* _DESCRIPTION OF THE TASK_: Leave the pictures out, and retype all of the material exactly as written.

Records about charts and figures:

|---|

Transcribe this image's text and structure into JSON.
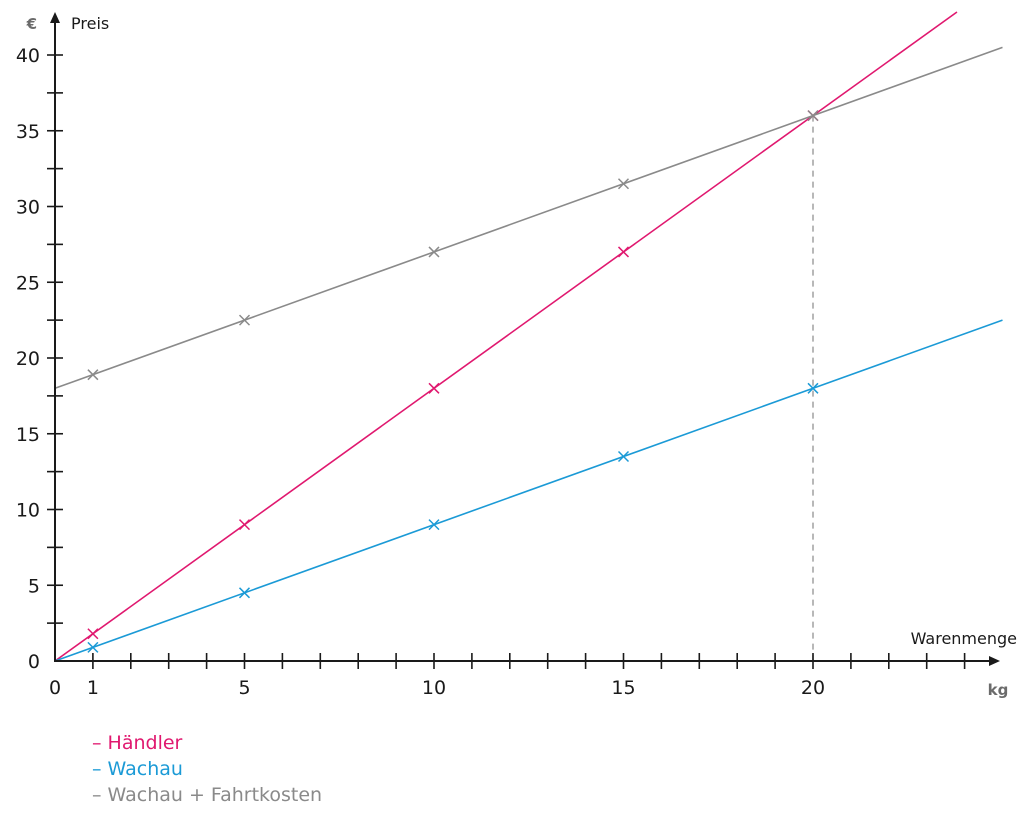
{
  "colors": {
    "axis": "#1a1a1a",
    "grid_dashed": "#a0a0a0"
  },
  "chart_data": {
    "type": "line",
    "title": "",
    "xlabel": "Warenmenge",
    "ylabel": "Preis",
    "x_unit": "kg",
    "y_unit": "€",
    "xlim": [
      0,
      25
    ],
    "ylim": [
      0,
      42
    ],
    "x_tick_labels": [
      "0",
      "1",
      "5",
      "10",
      "15",
      "20"
    ],
    "x_tick_values": [
      0,
      1,
      5,
      10,
      15,
      20
    ],
    "y_tick_labels": [
      "0",
      "5",
      "10",
      "15",
      "20",
      "25",
      "30",
      "35",
      "40"
    ],
    "y_tick_values": [
      0,
      5,
      10,
      15,
      20,
      25,
      30,
      35,
      40
    ],
    "series": [
      {
        "name": "– Händler",
        "color": "#e0186f",
        "slope": 1.8,
        "intercept": 0,
        "x": [
          1,
          5,
          10,
          15,
          20
        ],
        "y": [
          1.8,
          9,
          18,
          27,
          36
        ]
      },
      {
        "name": "– Wachau",
        "color": "#1b9ad6",
        "slope": 0.9,
        "intercept": 0,
        "x": [
          1,
          5,
          10,
          15,
          20
        ],
        "y": [
          0.9,
          4.5,
          9,
          13.5,
          18
        ]
      },
      {
        "name": "– Wachau + Fahrtkosten",
        "color": "#8a8a8a",
        "slope": 0.9,
        "intercept": 18,
        "x": [
          1,
          5,
          10,
          15,
          20
        ],
        "y": [
          18.9,
          22.5,
          27,
          31.5,
          36
        ]
      }
    ],
    "annotations": [
      {
        "type": "vertical-dashed-line",
        "x": 20
      }
    ],
    "legend_placement": "bottom-left"
  }
}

|---|

* _FINISHED EXERCISE_:
Transcribe this image's text and structure into JSON.
{
  "colors": {
    "axis": "#1a1a1a",
    "grid_dashed": "#a0a0a0"
  },
  "chart_data": {
    "type": "line",
    "title": "",
    "xlabel": "Warenmenge",
    "ylabel": "Preis",
    "x_unit": "kg",
    "y_unit": "€",
    "xlim": [
      0,
      25
    ],
    "ylim": [
      0,
      42
    ],
    "x_tick_labels": [
      "0",
      "1",
      "5",
      "10",
      "15",
      "20"
    ],
    "x_tick_values": [
      0,
      1,
      5,
      10,
      15,
      20
    ],
    "y_tick_labels": [
      "0",
      "5",
      "10",
      "15",
      "20",
      "25",
      "30",
      "35",
      "40"
    ],
    "y_tick_values": [
      0,
      5,
      10,
      15,
      20,
      25,
      30,
      35,
      40
    ],
    "series": [
      {
        "name": "– Händler",
        "color": "#e0186f",
        "slope": 1.8,
        "intercept": 0,
        "x": [
          1,
          5,
          10,
          15,
          20
        ],
        "y": [
          1.8,
          9,
          18,
          27,
          36
        ]
      },
      {
        "name": "– Wachau",
        "color": "#1b9ad6",
        "slope": 0.9,
        "intercept": 0,
        "x": [
          1,
          5,
          10,
          15,
          20
        ],
        "y": [
          0.9,
          4.5,
          9,
          13.5,
          18
        ]
      },
      {
        "name": "– Wachau + Fahrtkosten",
        "color": "#8a8a8a",
        "slope": 0.9,
        "intercept": 18,
        "x": [
          1,
          5,
          10,
          15,
          20
        ],
        "y": [
          18.9,
          22.5,
          27,
          31.5,
          36
        ]
      }
    ],
    "annotations": [
      {
        "type": "vertical-dashed-line",
        "x": 20
      }
    ],
    "legend_placement": "bottom-left"
  }
}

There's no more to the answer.